(Supplied records)
++++++++++++++++++++

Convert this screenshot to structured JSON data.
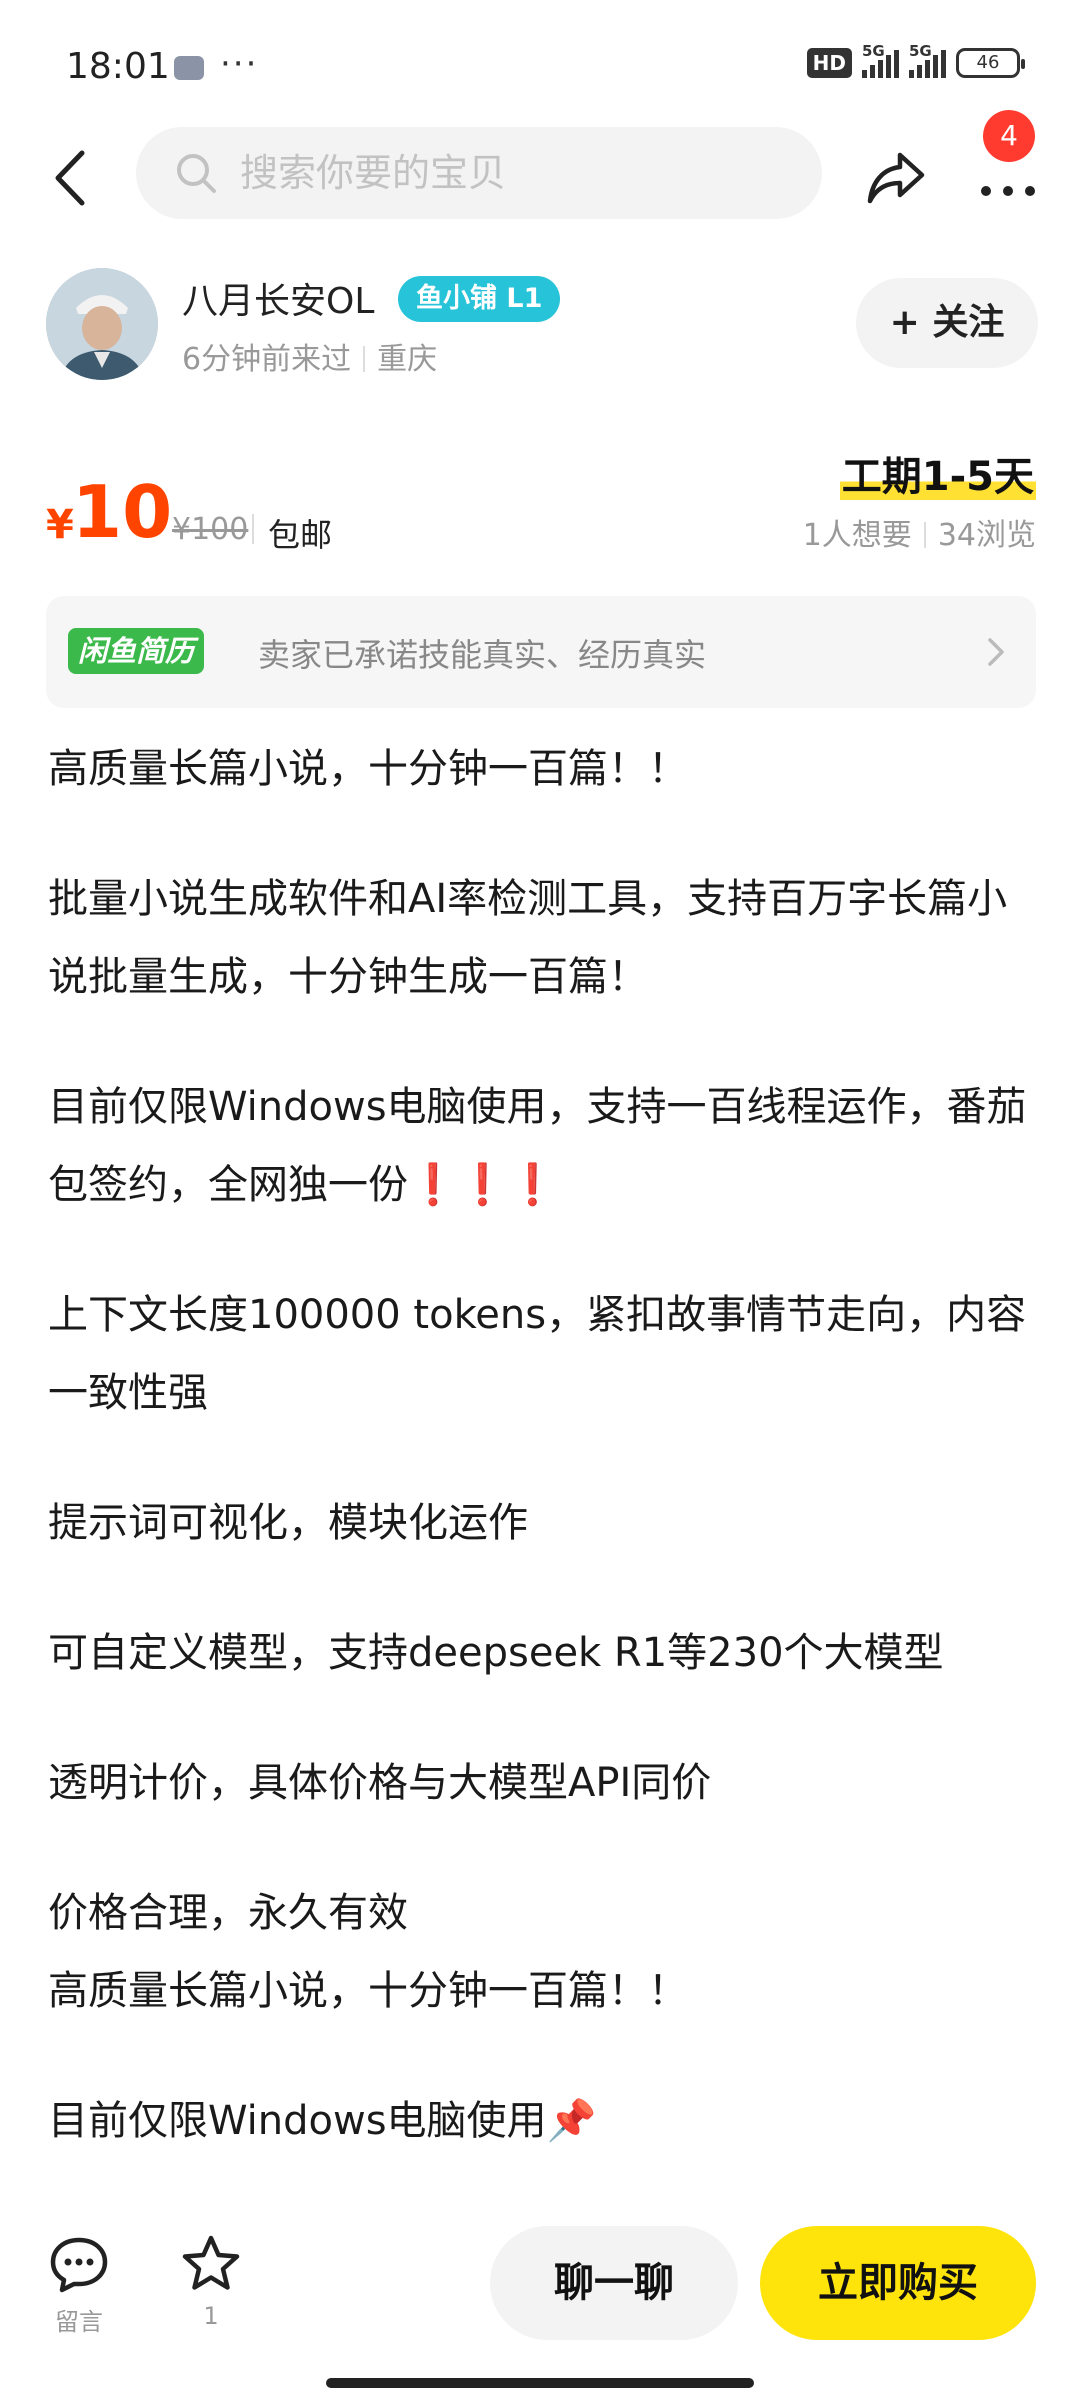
{
  "status_bar": {
    "time": "18:01",
    "dots": "···",
    "hd_label": "HD",
    "net1": "5G",
    "net2": "5G",
    "battery": "46"
  },
  "header": {
    "search_placeholder": "搜索你要的宝贝",
    "notification_count": "4"
  },
  "seller": {
    "name": "八月长安OL",
    "shop_badge": "鱼小铺 L1",
    "last_seen": "6分钟前来过",
    "location": "重庆",
    "follow_label": "+ 关注"
  },
  "price": {
    "currency": "¥",
    "value": "10",
    "original": "¥100",
    "shipping": "包邮",
    "duration": "工期1-5天",
    "wants": "1人想要",
    "views": "34浏览"
  },
  "resume_banner": {
    "logo": "闲鱼简历",
    "text": "卖家已承诺技能真实、经历真实"
  },
  "description": {
    "p1": "高质量长篇小说，十分钟一百篇！！",
    "p2": "批量小说生成软件和AI率检测工具，支持百万字长篇小说批量生成，十分钟生成一百篇！",
    "p3": "目前仅限Windows电脑使用，支持一百线程运作，番茄包签约，全网独一份",
    "p3_excl": "❗❗❗",
    "p4": "上下文长度100000 tokens，紧扣故事情节走向，内容一致性强",
    "p5": "提示词可视化，模块化运作",
    "p6": "可自定义模型，支持deepseek R1等230个大模型",
    "p7": "透明计价，具体价格与大模型API同价",
    "p8": "价格合理，永久有效",
    "p9": "高质量长篇小说，十分钟一百篇！！",
    "p10": "目前仅限Windows电脑使用",
    "p10_icon": "📌"
  },
  "bottom_bar": {
    "message_label": "留言",
    "favorite_count": "1",
    "chat_label": "聊一聊",
    "buy_label": "立即购买"
  },
  "colors": {
    "price": "#ff4400",
    "buy_button": "#ffe40c",
    "shop_badge": "#27c3d8",
    "resume_logo": "#3bb94a",
    "notification_badge": "#ff3b30"
  }
}
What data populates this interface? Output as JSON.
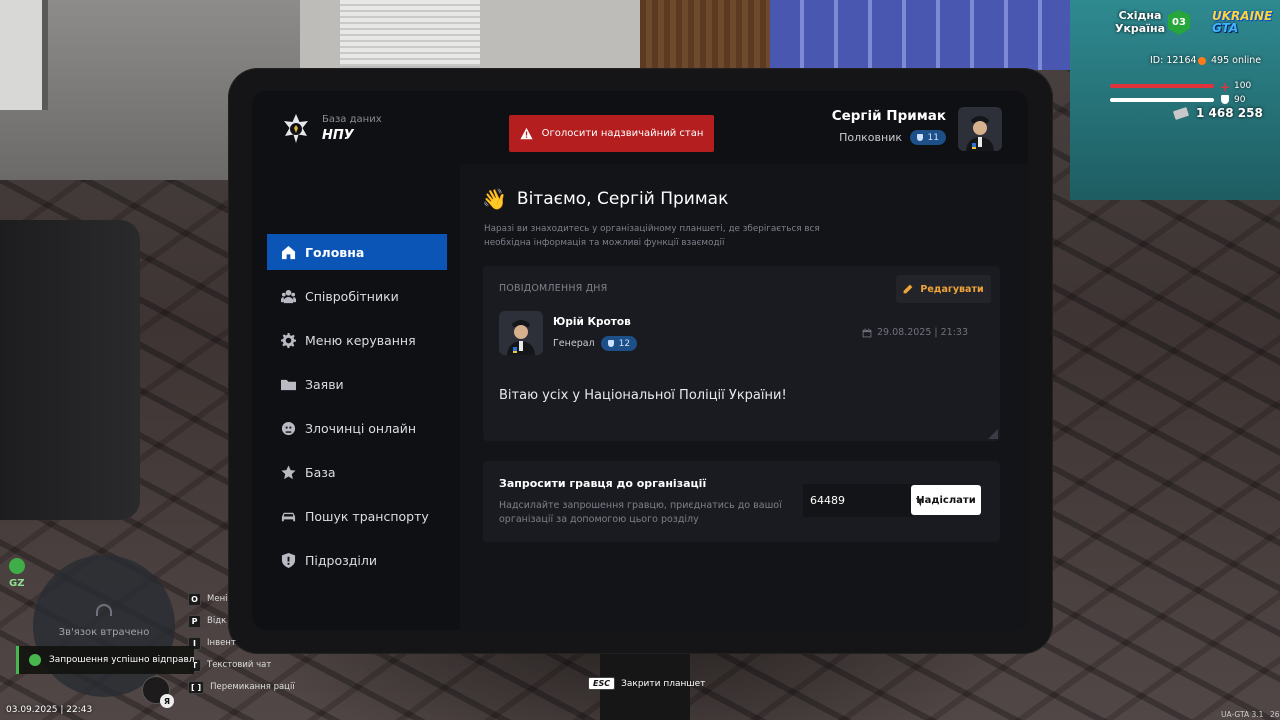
{
  "app": {
    "logo_subtitle": "База даних",
    "logo_title": "НПУ"
  },
  "emergency_button": "Оголосити надзвичайний стан",
  "user": {
    "name": "Сергій Примак",
    "rank": "Полковник",
    "level": "11"
  },
  "sidebar": {
    "items": [
      {
        "label": "Головна",
        "icon": "home-icon",
        "active": true
      },
      {
        "label": "Співробітники",
        "icon": "users-icon"
      },
      {
        "label": "Меню керування",
        "icon": "gear-icon"
      },
      {
        "label": "Заяви",
        "icon": "folder-icon"
      },
      {
        "label": "Злочинці онлайн",
        "icon": "mask-icon"
      },
      {
        "label": "База",
        "icon": "star-icon"
      },
      {
        "label": "Пошук транспорту",
        "icon": "car-icon"
      },
      {
        "label": "Підрозділи",
        "icon": "shield-icon"
      }
    ]
  },
  "welcome": {
    "title": "Вітаємо, Сергій Примак",
    "text": "Наразі ви знаходитесь у організаційному планшеті, де зберігається вся необхідна інформація та можливі функції взаємодії"
  },
  "motd": {
    "title": "ПОВІДОМЛЕННЯ ДНЯ",
    "edit_label": "Редагувати",
    "author_name": "Юрій Кротов",
    "author_rank": "Генерал",
    "author_level": "12",
    "date": "29.08.2025 | 21:33",
    "message": "Вітаю усіх у Національної Поліції України!"
  },
  "invite": {
    "title": "Запросити гравця до організації",
    "description": "Надсилайте запрошення гравцю, приєднатись до вашої організації за допомогою цього розділу",
    "input_value": "64489",
    "send_label": "Надіслати"
  },
  "hud": {
    "region_line1": "Східна",
    "region_line2": "Україна",
    "region_badge": "03",
    "logo_line1": "UKRAINE",
    "logo_line2": "GTA",
    "player_id": "ID: 12164",
    "online": "495 online",
    "health": "100",
    "armor": "90",
    "money": "1 468 258",
    "zone": "GZ",
    "minimap_text": "Зв'язок втрачено",
    "toast": "Запрошення успішно відправлене",
    "keys": [
      {
        "key": "O",
        "label": "Мені"
      },
      {
        "key": "P",
        "label": "Відк"
      },
      {
        "key": "I",
        "label": "Інвент"
      },
      {
        "key": "T",
        "label": "Текстовий чат"
      },
      {
        "key": "[ ]",
        "label": "Перемикання рації"
      }
    ],
    "mic_badge": "Я",
    "datetime": "03.09.2025 | 22:43",
    "esc_key": "ESC",
    "esc_label": "Закрити планшет",
    "version": "UA-GTA 3.1",
    "version_suffix": "26"
  },
  "colors": {
    "accent": "#0b55b7",
    "emergency": "#b51e1e",
    "edit": "#f0a43a",
    "health": "#e0333c",
    "success": "#48b84e"
  }
}
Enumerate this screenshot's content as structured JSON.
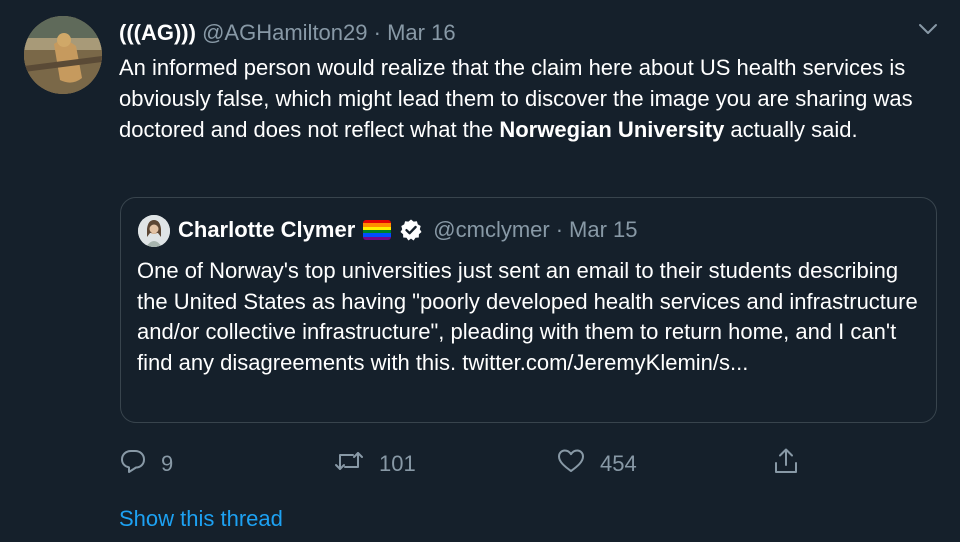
{
  "tweet": {
    "author_name": "(((AG)))",
    "author_handle": "@AGHamilton29",
    "separator": "·",
    "date": "Mar 16",
    "text_part1": "An informed person would realize that the claim here about US health services is obviously false, which might lead them to discover the image you are sharing was doctored and does not reflect what the ",
    "text_bold": "Norwegian University",
    "text_part2": " actually said."
  },
  "quoted_tweet": {
    "author_name": "Charlotte Clymer",
    "author_handle": "@cmclymer",
    "separator": "·",
    "date": "Mar 15",
    "text": "One of Norway's top universities just sent an email to their students describing the United States as having \"poorly developed health services and infrastructure and/or collective infrastructure\", pleading with them to return home, and I can't find any disagreements with this. twitter.com/JeremyKlemin/s..."
  },
  "actions": {
    "reply_count": "9",
    "retweet_count": "101",
    "like_count": "454"
  },
  "show_thread_label": "Show this thread",
  "icons": {
    "menu": "chevron-down-icon",
    "reply": "reply-icon",
    "retweet": "retweet-icon",
    "like": "heart-icon",
    "share": "share-icon",
    "verified": "verified-badge-icon",
    "flag": "rainbow-flag-icon"
  },
  "colors": {
    "background": "#15202b",
    "text": "#ffffff",
    "secondary_text": "#8899a6",
    "link": "#1da1f2",
    "border": "#38444d"
  }
}
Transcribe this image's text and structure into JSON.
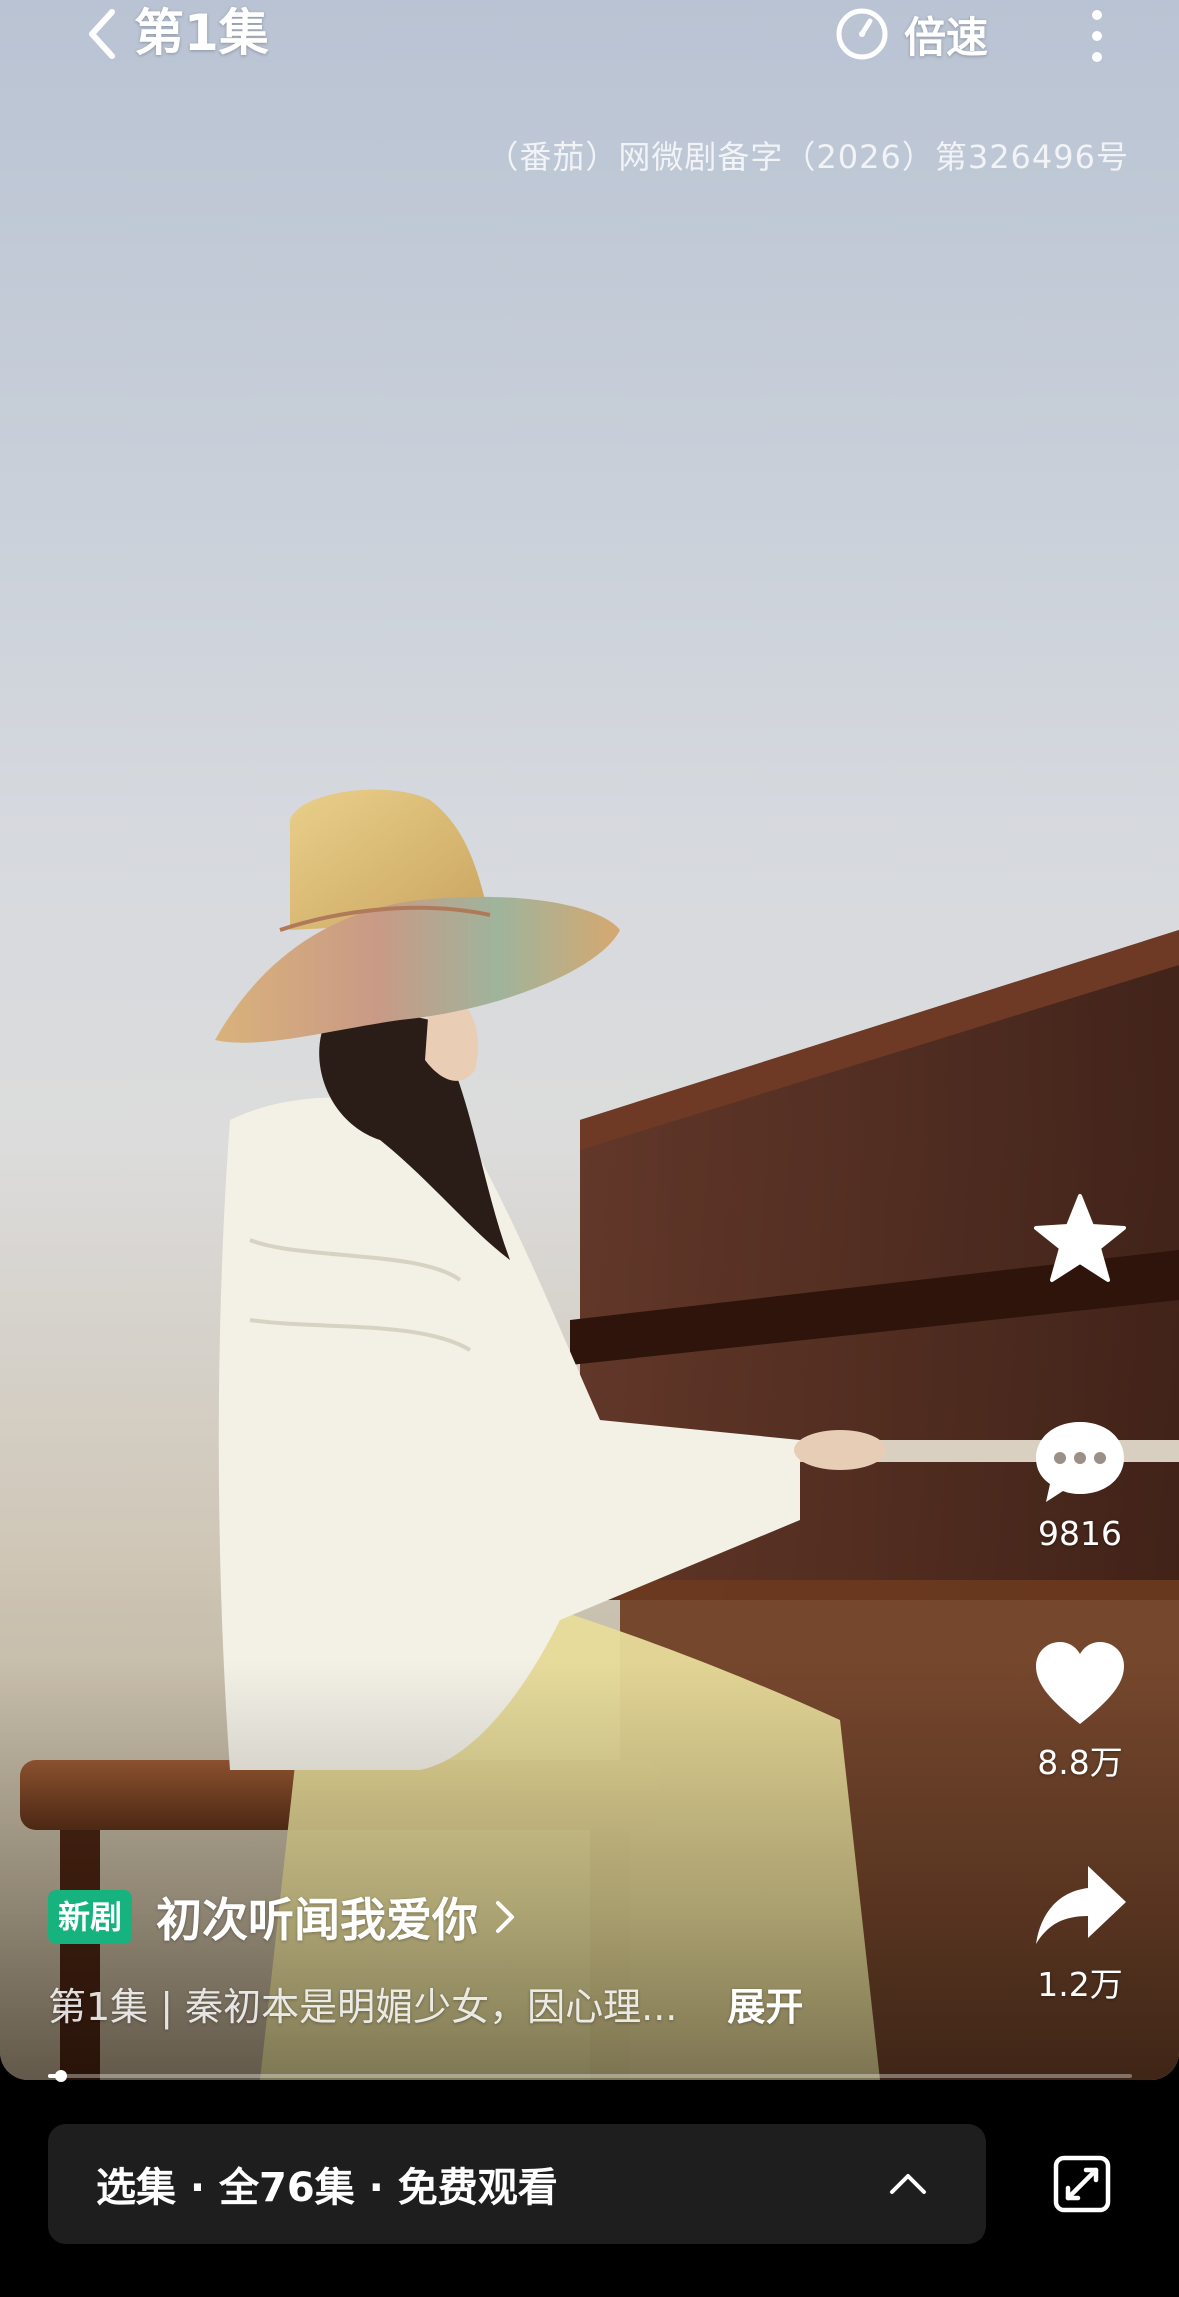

++++++++++++++++++++

Search the lines for "data". Copy each line that has it.

Convert this screenshot to structured JSON data.
What data populates this interface? Output as JSON.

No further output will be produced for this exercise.